**What to work on**
Put the lines below into a Markdown table with two columns, Row and Text. Number each line in Row and place the line itself in Text, leaving out any blank lines.

**Entries provided**
╭──

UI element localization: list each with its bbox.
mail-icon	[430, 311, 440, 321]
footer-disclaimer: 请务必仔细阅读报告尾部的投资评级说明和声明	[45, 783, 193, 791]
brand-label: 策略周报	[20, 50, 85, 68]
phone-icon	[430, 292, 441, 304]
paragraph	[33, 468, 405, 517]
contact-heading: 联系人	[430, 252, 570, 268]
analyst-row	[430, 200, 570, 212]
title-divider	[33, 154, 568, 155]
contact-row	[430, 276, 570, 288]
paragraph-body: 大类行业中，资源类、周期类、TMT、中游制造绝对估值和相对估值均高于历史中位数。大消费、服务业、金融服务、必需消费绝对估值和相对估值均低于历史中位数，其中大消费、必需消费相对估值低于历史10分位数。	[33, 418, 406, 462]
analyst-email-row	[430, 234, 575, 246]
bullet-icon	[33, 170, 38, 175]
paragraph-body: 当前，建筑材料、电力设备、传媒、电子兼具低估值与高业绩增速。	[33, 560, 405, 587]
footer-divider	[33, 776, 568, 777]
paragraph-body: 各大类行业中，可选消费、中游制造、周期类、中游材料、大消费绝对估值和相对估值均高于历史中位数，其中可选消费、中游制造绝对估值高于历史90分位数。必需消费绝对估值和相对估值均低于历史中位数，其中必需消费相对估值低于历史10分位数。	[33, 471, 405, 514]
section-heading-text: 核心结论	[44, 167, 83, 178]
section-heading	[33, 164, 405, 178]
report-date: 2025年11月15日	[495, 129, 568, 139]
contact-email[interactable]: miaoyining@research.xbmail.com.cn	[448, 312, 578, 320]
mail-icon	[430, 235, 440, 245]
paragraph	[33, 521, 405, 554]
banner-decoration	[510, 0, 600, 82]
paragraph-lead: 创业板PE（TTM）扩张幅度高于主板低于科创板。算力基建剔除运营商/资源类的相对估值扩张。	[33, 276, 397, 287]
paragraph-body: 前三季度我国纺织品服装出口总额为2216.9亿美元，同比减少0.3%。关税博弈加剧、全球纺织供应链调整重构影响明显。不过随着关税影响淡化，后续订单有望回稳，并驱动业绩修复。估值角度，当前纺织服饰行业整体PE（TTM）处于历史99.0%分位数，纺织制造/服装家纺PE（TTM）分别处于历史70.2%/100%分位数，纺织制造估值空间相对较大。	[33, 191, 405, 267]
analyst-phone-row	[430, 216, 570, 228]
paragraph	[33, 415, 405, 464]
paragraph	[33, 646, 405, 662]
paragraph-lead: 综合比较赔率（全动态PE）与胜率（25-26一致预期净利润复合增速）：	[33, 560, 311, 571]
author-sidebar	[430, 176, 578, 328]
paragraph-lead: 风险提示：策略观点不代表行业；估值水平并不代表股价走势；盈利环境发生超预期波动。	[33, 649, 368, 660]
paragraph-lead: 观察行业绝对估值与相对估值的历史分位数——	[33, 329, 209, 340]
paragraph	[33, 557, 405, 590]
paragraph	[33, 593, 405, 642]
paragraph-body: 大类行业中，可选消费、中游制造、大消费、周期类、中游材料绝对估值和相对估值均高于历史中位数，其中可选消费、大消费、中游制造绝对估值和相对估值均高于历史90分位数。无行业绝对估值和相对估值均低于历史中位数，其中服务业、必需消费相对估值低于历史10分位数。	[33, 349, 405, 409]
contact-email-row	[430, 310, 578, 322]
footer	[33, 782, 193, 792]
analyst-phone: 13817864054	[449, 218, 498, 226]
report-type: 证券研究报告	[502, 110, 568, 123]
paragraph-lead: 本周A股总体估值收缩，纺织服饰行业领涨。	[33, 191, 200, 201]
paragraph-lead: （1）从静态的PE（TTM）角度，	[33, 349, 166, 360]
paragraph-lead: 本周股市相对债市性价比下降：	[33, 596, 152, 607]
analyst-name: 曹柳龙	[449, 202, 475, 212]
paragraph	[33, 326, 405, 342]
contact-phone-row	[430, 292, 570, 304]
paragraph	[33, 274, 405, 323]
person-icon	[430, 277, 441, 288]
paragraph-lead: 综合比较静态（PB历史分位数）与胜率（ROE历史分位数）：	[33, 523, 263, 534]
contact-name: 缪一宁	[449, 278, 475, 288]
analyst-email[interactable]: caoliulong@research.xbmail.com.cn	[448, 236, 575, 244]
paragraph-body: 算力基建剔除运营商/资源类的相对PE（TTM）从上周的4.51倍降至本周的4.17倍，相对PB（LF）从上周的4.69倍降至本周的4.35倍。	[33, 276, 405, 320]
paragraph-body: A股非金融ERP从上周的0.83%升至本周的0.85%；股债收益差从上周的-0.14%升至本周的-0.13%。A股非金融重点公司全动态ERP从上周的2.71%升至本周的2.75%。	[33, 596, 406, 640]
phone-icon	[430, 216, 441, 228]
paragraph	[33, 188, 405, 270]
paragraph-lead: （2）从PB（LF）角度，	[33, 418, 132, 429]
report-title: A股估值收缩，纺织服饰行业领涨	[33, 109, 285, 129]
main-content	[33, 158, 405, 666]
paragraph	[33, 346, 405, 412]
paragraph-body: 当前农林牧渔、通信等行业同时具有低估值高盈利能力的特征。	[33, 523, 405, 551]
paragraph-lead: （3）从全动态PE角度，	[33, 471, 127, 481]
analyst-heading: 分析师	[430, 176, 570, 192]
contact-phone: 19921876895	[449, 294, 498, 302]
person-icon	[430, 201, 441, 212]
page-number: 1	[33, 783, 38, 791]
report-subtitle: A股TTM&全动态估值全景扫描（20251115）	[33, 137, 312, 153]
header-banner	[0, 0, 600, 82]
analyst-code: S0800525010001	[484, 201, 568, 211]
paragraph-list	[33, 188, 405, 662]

╰──

**Final result**
| Row | Text |
|---|---|
| 1 | UI element localization: list each with its bbox. |
| 2 | mail-icon	[430, 311, 440, 321] |
| 3 | footer-disclaimer: 请务必仔细阅读报告尾部的投资评级说明和声明	[45, 783, 193, 791] |
| 4 | brand-label: 策略周报	[20, 50, 85, 68] |
| 5 | phone-icon	[430, 292, 441, 304] |
| 6 | paragraph	[33, 468, 405, 517] |
| 7 | contact-heading: 联系人	[430, 252, 570, 268] |
| 8 | analyst-row	[430, 200, 570, 212] |
| 9 | title-divider	[33, 154, 568, 155] |
| 10 | contact-row	[430, 276, 570, 288] |
| 11 | paragraph-body: 大类行业中，资源类、周期类、TMT、中游制造绝对估值和相对估值均高于历史中位数。大消费、服务业、金融服务、必需消费绝对估值和相对估值均低于历史中位数，其中大消费、必需消费相对估值低于历史10分位数。	[33, 418, 406, 462] |
| 12 | analyst-email-row	[430, 234, 575, 246] |
| 13 | bullet-icon	[33, 170, 38, 175] |
| 14 | paragraph-body: 当前，建筑材料、电力设备、传媒、电子兼具低估值与高业绩增速。	[33, 560, 405, 587] |
| 15 | footer-divider	[33, 776, 568, 777] |
| 16 | paragraph-body: 各大类行业中，可选消费、中游制造、周期类、中游材料、大消费绝对估值和相对估值均高于历史中位数，其中可选消费、中游制造绝对估值高于历史90分位数。必需消费绝对估值和相对估值均低于历史中位数，其中必需消费相对估值低于历史10分位数。	[33, 471, 405, 514] |
| 17 | section-heading-text: 核心结论	[44, 167, 83, 178] |
| 18 | section-heading	[33, 164, 405, 178] |
| 19 | report-date: 2025年11月15日	[495, 129, 568, 139] |
| 20 | contact-email[interactable]: miaoyining@research.xbmail.com.cn	[448, 312, 578, 320] |
| 21 | mail-icon	[430, 235, 440, 245] |
| 22 | paragraph	[33, 521, 405, 554] |
| 23 | banner-decoration	[510, 0, 600, 82] |
| 24 | paragraph-lead: 创业板PE（TTM）扩张幅度高于主板低于科创板。算力基建剔除运营商/资源类的相对估值扩张。	[33, 276, 397, 287] |
| 25 | paragraph-body: 前三季度我国纺织品服装出口总额为2216.9亿美元，同比减少0.3%。关税博弈加剧、全球纺织供应链调整重构影响明显。不过随着关税影响淡化，后续订单有望回稳，并驱动业绩修复。估值角度，当前纺织服饰行业整体PE（TTM）处于历史99.0%分位数，纺织制造/服装家纺PE（TTM）分别处于历史70.2%/100%分位数，纺织制造估值空间相对较大。	[33, 191, 405, 267] |
| 26 | analyst-phone-row	[430, 216, 570, 228] |
| 27 | paragraph	[33, 415, 405, 464] |
| 28 | paragraph	[33, 646, 405, 662] |
| 29 | paragraph-lead: 综合比较赔率（全动态PE）与胜率（25-26一致预期净利润复合增速）：	[33, 560, 311, 571] |
| 30 | author-sidebar	[430, 176, 578, 328] |
| 31 | paragraph-lead: 风险提示：策略观点不代表行业；估值水平并不代表股价走势；盈利环境发生超预期波动。	[33, 649, 368, 660] |
| 32 | paragraph-lead: 观察行业绝对估值与相对估值的历史分位数——	[33, 329, 209, 340] |
| 33 | paragraph	[33, 557, 405, 590] |
| 34 | paragraph	[33, 593, 405, 642] |
| 35 | paragraph-body: 大类行业中，可选消费、中游制造、大消费、周期类、中游材料绝对估值和相对估值均高于历史中位数，其中可选消费、大消费、中游制造绝对估值和相对估值均高于历史90分位数。无行业绝对估值和相对估值均低于历史中位数，其中服务业、必需消费相对估值低于历史10分位数。	[33, 349, 405, 409] |
| 36 | contact-email-row	[430, 310, 578, 322] |
| 37 | footer	[33, 782, 193, 792] |
| 38 | analyst-phone: 13817864054	[449, 218, 498, 226] |
| 39 | report-type: 证券研究报告	[502, 110, 568, 123] |
| 40 | paragraph-lead: 本周A股总体估值收缩，纺织服饰行业领涨。	[33, 191, 200, 201] |
| 41 | paragraph-lead: （1）从静态的PE（TTM）角度，	[33, 349, 166, 360] |
| 42 | paragraph-lead: 本周股市相对债市性价比下降：	[33, 596, 152, 607] |
| 43 | analyst-name: 曹柳龙	[449, 202, 475, 212] |
| 44 | paragraph	[33, 326, 405, 342] |
| 45 | contact-phone-row	[430, 292, 570, 304] |
| 46 | paragraph	[33, 274, 405, 323] |
| 47 | person-icon	[430, 277, 441, 288] |
| 48 | paragraph-lead: 综合比较静态（PB历史分位数）与胜率（ROE历史分位数）：	[33, 523, 263, 534] |
| 49 | contact-name: 缪一宁	[449, 278, 475, 288] |
| 50 | analyst-email[interactable]: caoliulong@research.xbmail.com.cn	[448, 236, 575, 244] |
| 51 | paragraph-body: 算力基建剔除运营商/资源类的相对PE（TTM）从上周的4.51倍降至本周的4.17倍，相对PB（LF）从上周的4.69倍降至本周的4.35倍。	[33, 276, 405, 320] |
| 52 | paragraph-body: A股非金融ERP从上周的0.83%升至本周的0.85%；股债收益差从上周的-0.14%升至本周的-0.13%。A股非金融重点公司全动态ERP从上周的2.71%升至本周的2.75%。	[33, 596, 406, 640] |
| 53 | phone-icon	[430, 216, 441, 228] |
| 54 | paragraph	[33, 188, 405, 270] |
| 55 | paragraph-lead: （2）从PB（LF）角度，	[33, 418, 132, 429] |
| 56 | report-title: A股估值收缩，纺织服饰行业领涨	[33, 109, 285, 129] |
| 57 | main-content	[33, 158, 405, 666] |
| 58 | paragraph	[33, 346, 405, 412] |
| 59 | paragraph-body: 当前农林牧渔、通信等行业同时具有低估值高盈利能力的特征。	[33, 523, 405, 551] |
| 60 | paragraph-lead: （3）从全动态PE角度，	[33, 471, 127, 481] |
| 61 | analyst-heading: 分析师	[430, 176, 570, 192] |
| 62 | contact-phone: 19921876895	[449, 294, 498, 302] |
| 63 | person-icon	[430, 201, 441, 212] |
| 64 | page-number: 1	[33, 783, 38, 791] |
| 65 | report-subtitle: A股TTM&全动态估值全景扫描（20251115）	[33, 137, 312, 153] |
| 66 | header-banner	[0, 0, 600, 82] |
| 67 | analyst-code: S0800525010001	[484, 201, 568, 211] |
| 68 | paragraph-list	[33, 188, 405, 662] |